### [GIVEN INSTRUCTION]
Collect all lines below with the string "this".

+---+

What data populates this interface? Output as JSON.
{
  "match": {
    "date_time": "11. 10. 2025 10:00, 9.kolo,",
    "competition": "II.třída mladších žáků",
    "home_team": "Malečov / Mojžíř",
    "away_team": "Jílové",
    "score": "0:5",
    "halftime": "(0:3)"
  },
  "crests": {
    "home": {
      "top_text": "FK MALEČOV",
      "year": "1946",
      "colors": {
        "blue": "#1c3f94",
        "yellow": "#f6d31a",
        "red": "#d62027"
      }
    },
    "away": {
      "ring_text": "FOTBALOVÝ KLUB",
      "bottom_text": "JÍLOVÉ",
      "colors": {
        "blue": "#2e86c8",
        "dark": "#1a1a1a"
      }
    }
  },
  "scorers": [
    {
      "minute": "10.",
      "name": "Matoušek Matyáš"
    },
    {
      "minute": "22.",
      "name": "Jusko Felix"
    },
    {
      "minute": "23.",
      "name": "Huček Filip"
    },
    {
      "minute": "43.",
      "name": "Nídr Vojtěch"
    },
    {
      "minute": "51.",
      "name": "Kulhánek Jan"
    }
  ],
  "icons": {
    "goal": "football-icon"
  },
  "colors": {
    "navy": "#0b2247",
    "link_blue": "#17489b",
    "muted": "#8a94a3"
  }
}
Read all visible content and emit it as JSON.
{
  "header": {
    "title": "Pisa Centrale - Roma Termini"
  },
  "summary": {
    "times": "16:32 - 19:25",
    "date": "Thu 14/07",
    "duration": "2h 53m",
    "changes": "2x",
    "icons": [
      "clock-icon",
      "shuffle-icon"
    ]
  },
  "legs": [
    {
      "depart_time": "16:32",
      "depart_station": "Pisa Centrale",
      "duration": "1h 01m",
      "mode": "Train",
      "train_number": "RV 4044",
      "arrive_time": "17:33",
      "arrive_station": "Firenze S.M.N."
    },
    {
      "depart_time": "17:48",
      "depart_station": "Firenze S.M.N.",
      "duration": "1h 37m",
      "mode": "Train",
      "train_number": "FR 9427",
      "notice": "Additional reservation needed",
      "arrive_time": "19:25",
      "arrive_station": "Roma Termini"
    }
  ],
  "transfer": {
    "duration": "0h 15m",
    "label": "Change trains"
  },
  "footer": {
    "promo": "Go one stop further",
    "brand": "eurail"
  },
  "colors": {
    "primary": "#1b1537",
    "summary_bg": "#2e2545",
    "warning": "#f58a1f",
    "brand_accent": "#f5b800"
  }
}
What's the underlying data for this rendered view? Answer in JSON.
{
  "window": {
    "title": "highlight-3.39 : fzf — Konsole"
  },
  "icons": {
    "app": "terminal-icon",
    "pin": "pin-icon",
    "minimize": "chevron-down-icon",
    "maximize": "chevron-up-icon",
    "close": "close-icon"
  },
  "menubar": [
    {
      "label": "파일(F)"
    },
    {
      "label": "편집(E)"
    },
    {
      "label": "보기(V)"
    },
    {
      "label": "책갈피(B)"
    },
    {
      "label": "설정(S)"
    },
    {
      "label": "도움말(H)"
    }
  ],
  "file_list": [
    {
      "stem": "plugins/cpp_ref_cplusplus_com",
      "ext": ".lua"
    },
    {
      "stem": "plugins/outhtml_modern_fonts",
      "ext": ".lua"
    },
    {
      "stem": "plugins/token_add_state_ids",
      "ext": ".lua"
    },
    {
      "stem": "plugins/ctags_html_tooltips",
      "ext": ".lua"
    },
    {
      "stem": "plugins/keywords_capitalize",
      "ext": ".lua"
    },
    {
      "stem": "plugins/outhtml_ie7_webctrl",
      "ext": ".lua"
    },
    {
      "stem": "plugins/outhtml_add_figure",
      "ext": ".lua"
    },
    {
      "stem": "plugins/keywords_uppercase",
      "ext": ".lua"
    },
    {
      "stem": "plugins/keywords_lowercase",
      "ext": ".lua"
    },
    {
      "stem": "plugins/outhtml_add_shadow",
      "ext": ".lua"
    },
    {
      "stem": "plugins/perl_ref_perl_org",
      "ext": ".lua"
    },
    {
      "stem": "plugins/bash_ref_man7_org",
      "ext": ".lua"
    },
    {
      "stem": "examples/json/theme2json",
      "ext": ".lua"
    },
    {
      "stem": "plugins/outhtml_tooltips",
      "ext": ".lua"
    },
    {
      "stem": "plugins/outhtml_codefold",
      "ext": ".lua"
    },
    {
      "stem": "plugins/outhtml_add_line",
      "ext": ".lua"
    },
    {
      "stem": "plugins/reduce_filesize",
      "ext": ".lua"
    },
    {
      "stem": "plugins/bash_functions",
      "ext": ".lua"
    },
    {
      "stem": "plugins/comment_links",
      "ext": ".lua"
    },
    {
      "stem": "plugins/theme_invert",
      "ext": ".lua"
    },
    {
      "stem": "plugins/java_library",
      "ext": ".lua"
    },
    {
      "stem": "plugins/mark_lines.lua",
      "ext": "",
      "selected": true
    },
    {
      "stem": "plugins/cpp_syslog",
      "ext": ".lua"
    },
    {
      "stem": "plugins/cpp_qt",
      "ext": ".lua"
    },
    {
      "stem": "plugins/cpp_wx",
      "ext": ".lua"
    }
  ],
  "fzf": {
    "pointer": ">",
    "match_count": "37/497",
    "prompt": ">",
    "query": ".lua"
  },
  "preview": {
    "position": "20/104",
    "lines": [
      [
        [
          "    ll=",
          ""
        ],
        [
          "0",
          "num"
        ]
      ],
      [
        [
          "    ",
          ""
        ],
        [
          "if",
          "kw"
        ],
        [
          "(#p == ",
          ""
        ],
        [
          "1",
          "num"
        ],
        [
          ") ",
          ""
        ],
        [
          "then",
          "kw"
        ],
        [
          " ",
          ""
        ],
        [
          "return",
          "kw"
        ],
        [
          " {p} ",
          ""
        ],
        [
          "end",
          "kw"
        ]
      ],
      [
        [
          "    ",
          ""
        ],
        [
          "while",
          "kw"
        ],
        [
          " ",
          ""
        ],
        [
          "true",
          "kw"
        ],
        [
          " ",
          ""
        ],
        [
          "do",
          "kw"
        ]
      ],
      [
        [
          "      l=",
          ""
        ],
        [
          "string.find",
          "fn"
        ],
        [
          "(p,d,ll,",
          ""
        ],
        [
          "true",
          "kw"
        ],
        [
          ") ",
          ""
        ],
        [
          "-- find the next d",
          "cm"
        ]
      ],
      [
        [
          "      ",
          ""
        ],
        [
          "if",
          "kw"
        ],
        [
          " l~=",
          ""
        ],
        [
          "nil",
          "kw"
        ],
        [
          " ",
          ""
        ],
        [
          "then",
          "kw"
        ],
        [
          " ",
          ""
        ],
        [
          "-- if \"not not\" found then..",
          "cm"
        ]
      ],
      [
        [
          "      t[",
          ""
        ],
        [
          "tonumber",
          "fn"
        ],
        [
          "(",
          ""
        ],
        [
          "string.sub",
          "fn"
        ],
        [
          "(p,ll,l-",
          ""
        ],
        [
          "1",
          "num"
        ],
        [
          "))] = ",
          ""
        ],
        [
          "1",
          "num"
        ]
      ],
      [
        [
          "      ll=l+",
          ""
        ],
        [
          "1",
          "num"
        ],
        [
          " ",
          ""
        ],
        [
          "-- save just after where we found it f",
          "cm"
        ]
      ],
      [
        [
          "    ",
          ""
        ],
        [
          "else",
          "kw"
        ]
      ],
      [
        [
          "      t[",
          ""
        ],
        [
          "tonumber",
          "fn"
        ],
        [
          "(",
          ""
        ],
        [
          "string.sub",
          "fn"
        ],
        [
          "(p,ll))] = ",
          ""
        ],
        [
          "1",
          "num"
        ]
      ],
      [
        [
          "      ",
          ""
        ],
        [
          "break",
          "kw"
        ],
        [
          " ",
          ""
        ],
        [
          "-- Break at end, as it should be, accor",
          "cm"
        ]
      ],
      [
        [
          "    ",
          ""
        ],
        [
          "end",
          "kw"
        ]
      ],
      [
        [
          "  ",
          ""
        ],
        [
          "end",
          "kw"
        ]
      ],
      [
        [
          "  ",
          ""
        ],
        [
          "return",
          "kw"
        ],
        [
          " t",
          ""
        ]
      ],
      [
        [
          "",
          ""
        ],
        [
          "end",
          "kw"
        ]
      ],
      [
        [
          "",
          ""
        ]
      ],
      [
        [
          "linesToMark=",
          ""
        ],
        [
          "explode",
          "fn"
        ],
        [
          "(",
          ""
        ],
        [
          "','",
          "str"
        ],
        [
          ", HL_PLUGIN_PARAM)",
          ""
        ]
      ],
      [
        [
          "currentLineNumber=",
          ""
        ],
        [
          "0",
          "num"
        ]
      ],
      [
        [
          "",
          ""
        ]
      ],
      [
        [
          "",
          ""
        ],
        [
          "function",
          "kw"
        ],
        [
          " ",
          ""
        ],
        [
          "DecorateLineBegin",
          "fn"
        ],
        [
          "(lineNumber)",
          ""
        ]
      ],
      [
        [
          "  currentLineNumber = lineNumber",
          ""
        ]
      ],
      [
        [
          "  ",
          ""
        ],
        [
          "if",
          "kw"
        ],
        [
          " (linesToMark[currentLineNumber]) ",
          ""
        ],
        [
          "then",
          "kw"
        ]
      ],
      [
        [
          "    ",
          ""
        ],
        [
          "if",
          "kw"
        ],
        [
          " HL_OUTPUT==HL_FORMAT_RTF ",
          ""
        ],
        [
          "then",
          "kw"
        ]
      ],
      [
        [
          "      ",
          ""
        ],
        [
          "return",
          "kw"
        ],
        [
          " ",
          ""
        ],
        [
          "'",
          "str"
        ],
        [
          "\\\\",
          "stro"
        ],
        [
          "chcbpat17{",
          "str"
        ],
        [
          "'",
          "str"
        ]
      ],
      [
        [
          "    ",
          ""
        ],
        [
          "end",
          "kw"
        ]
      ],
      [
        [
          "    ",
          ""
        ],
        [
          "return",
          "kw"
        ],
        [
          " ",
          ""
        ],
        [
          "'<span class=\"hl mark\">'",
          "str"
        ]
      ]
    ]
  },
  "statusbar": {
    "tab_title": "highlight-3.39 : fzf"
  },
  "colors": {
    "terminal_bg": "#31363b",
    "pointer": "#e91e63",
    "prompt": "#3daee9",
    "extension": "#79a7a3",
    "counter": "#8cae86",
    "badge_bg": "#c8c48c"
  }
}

+---+

### [RIGHT ANSWER]
What data populates this interface? Output as JSON.
What's the underlying data for this rendered view? Answer in JSON.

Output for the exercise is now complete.